▶ **Exercise materials**:
■ ■ ■ ■ ■ ■ ■
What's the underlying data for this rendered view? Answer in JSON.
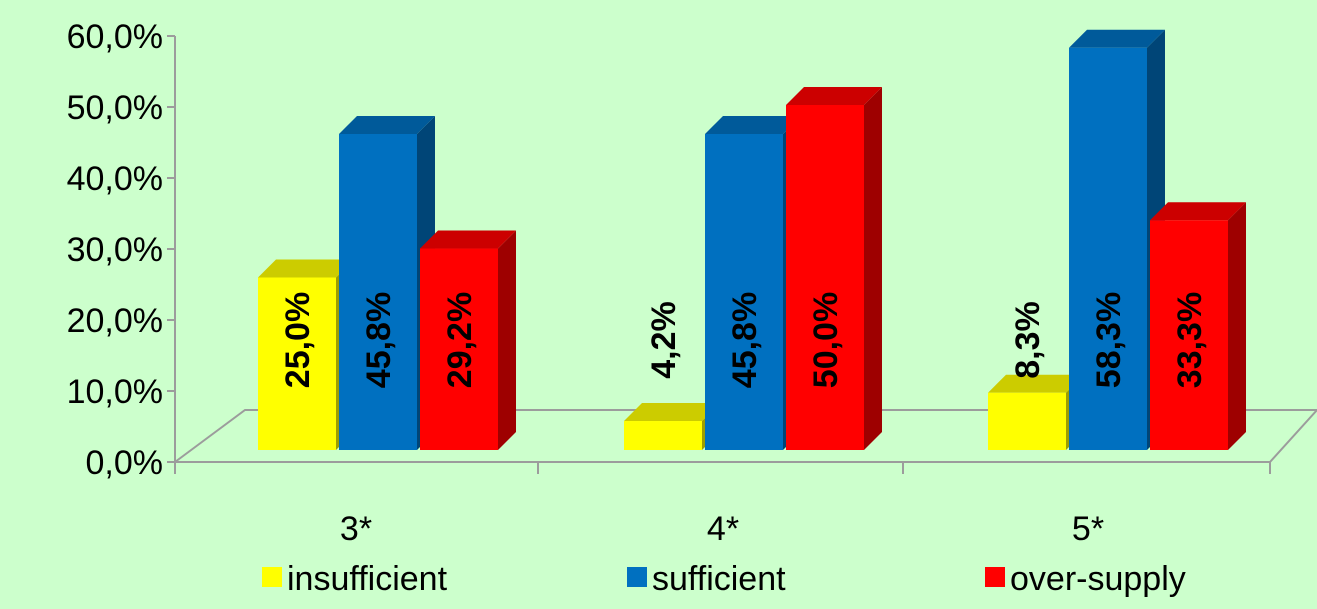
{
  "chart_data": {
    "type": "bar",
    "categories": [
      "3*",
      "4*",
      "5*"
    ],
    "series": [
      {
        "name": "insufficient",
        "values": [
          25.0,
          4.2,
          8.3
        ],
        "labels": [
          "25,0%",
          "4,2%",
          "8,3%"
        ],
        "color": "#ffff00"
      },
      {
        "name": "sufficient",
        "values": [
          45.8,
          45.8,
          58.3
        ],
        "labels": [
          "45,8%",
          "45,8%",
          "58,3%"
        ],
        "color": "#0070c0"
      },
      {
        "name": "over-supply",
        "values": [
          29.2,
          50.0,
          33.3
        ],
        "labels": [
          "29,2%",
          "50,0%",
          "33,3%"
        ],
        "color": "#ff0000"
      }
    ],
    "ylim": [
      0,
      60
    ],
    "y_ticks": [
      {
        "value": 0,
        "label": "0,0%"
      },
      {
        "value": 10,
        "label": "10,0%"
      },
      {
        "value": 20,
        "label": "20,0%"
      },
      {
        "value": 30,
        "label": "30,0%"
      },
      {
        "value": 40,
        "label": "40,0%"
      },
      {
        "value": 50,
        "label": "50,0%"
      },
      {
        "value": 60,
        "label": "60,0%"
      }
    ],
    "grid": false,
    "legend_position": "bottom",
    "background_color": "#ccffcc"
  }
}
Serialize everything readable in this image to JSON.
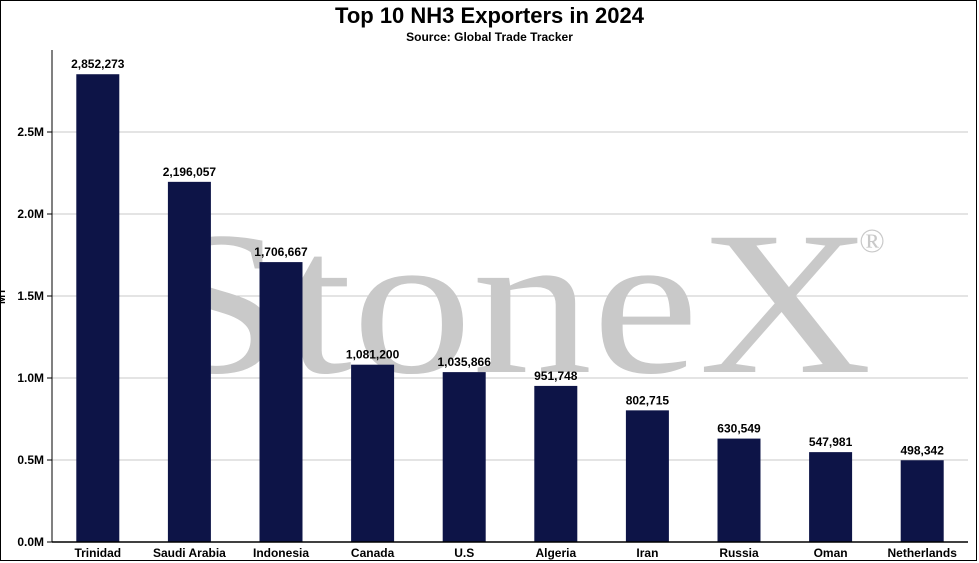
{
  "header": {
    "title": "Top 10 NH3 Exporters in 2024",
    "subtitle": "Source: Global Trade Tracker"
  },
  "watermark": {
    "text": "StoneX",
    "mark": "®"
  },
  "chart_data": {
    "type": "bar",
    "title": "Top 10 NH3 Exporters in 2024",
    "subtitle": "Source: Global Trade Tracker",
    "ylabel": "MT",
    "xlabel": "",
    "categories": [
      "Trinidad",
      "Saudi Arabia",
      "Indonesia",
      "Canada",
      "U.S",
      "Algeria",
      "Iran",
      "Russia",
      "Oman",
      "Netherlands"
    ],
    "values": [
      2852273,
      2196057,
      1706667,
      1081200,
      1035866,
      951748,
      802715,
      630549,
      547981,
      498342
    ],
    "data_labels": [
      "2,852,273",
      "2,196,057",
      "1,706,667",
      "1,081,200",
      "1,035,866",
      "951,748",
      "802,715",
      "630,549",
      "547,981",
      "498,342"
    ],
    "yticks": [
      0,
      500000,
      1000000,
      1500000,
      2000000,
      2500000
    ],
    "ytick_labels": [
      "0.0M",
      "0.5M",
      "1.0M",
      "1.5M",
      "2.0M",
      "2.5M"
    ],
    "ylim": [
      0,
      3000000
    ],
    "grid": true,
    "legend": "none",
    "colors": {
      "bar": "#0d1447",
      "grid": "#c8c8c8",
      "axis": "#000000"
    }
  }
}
■ ■ ■ ■ ■ ■ ■
Reproduce every line exactly and omit all pictures.

What's the underlying data for this rendered view? Answer in JSON.
{
  "chart_data": {
    "type": "bar",
    "categories": [
      "3*",
      "4*",
      "5*"
    ],
    "series": [
      {
        "name": "insufficient",
        "values": [
          25.0,
          4.2,
          8.3
        ],
        "labels": [
          "25,0%",
          "4,2%",
          "8,3%"
        ],
        "color": "#ffff00"
      },
      {
        "name": "sufficient",
        "values": [
          45.8,
          45.8,
          58.3
        ],
        "labels": [
          "45,8%",
          "45,8%",
          "58,3%"
        ],
        "color": "#0070c0"
      },
      {
        "name": "over-supply",
        "values": [
          29.2,
          50.0,
          33.3
        ],
        "labels": [
          "29,2%",
          "50,0%",
          "33,3%"
        ],
        "color": "#ff0000"
      }
    ],
    "ylim": [
      0,
      60
    ],
    "y_ticks": [
      {
        "value": 0,
        "label": "0,0%"
      },
      {
        "value": 10,
        "label": "10,0%"
      },
      {
        "value": 20,
        "label": "20,0%"
      },
      {
        "value": 30,
        "label": "30,0%"
      },
      {
        "value": 40,
        "label": "40,0%"
      },
      {
        "value": 50,
        "label": "50,0%"
      },
      {
        "value": 60,
        "label": "60,0%"
      }
    ],
    "grid": false,
    "legend_position": "bottom",
    "background_color": "#ccffcc"
  }
}
Serialize everything readable in this image to JSON.
{
  "header": {
    "title": "Top 10 NH3 Exporters in 2024",
    "subtitle": "Source: Global Trade Tracker"
  },
  "watermark": {
    "text": "StoneX",
    "mark": "®"
  },
  "chart_data": {
    "type": "bar",
    "title": "Top 10 NH3 Exporters in 2024",
    "subtitle": "Source: Global Trade Tracker",
    "ylabel": "MT",
    "xlabel": "",
    "categories": [
      "Trinidad",
      "Saudi Arabia",
      "Indonesia",
      "Canada",
      "U.S",
      "Algeria",
      "Iran",
      "Russia",
      "Oman",
      "Netherlands"
    ],
    "values": [
      2852273,
      2196057,
      1706667,
      1081200,
      1035866,
      951748,
      802715,
      630549,
      547981,
      498342
    ],
    "data_labels": [
      "2,852,273",
      "2,196,057",
      "1,706,667",
      "1,081,200",
      "1,035,866",
      "951,748",
      "802,715",
      "630,549",
      "547,981",
      "498,342"
    ],
    "yticks": [
      0,
      500000,
      1000000,
      1500000,
      2000000,
      2500000
    ],
    "ytick_labels": [
      "0.0M",
      "0.5M",
      "1.0M",
      "1.5M",
      "2.0M",
      "2.5M"
    ],
    "ylim": [
      0,
      3000000
    ],
    "grid": true,
    "legend": "none",
    "colors": {
      "bar": "#0d1447",
      "grid": "#c8c8c8",
      "axis": "#000000"
    }
  }
}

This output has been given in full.